■ **Data shown**:
• • • •

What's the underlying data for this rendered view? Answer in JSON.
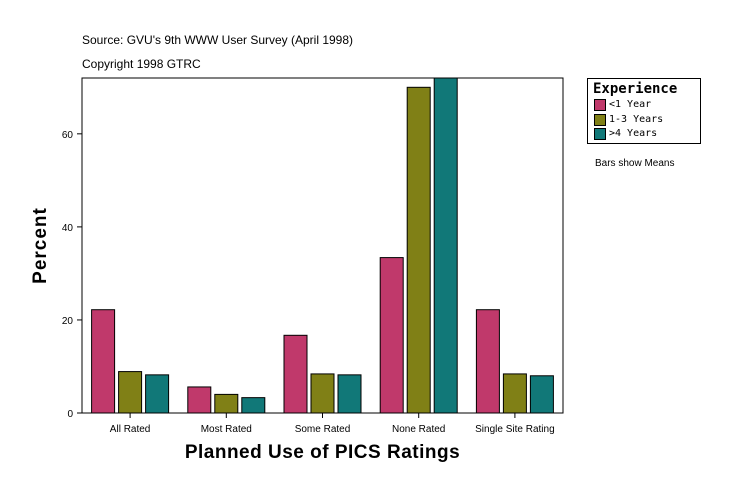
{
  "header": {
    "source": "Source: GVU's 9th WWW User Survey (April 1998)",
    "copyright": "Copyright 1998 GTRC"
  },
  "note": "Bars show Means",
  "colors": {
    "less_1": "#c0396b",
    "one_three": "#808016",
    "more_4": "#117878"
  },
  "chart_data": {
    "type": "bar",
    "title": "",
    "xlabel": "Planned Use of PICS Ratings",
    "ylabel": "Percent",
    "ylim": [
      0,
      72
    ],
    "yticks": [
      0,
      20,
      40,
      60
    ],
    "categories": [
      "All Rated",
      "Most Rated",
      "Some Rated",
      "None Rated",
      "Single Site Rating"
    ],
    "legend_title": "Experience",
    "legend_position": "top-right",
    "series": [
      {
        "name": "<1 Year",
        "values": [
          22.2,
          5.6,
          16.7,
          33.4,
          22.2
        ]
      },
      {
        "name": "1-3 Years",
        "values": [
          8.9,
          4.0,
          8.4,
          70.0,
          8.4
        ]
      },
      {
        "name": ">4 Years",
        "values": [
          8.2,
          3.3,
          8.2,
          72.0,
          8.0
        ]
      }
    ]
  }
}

• • • •

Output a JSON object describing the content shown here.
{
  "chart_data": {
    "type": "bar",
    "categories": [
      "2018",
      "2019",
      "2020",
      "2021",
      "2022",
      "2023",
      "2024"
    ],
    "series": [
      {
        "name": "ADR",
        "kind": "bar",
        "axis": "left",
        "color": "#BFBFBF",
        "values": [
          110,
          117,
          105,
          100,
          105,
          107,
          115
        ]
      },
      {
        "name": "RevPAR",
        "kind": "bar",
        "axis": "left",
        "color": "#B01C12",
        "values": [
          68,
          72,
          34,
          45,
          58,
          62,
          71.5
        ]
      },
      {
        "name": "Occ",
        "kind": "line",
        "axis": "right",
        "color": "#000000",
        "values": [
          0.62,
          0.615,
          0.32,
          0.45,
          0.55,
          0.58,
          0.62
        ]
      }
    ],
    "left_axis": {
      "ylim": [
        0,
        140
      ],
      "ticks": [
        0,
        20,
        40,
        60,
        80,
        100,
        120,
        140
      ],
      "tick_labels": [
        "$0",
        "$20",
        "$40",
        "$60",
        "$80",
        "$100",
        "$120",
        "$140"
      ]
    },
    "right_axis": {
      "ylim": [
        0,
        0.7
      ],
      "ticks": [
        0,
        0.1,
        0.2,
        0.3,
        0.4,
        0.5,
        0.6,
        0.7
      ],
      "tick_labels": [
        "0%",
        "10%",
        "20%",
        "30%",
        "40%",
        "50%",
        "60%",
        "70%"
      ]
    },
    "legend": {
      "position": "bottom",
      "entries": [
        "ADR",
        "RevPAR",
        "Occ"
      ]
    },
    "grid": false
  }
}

• • • •

■ **What to work on**: Where a line holds the string "name", copy that line.

■ **Full output**:
        "name": "<1 Year",
        "name": "1-3 Years",
        "name": ">4 Years",
        "name": "ADR",
        "name": "RevPAR",
        "name": "Occ",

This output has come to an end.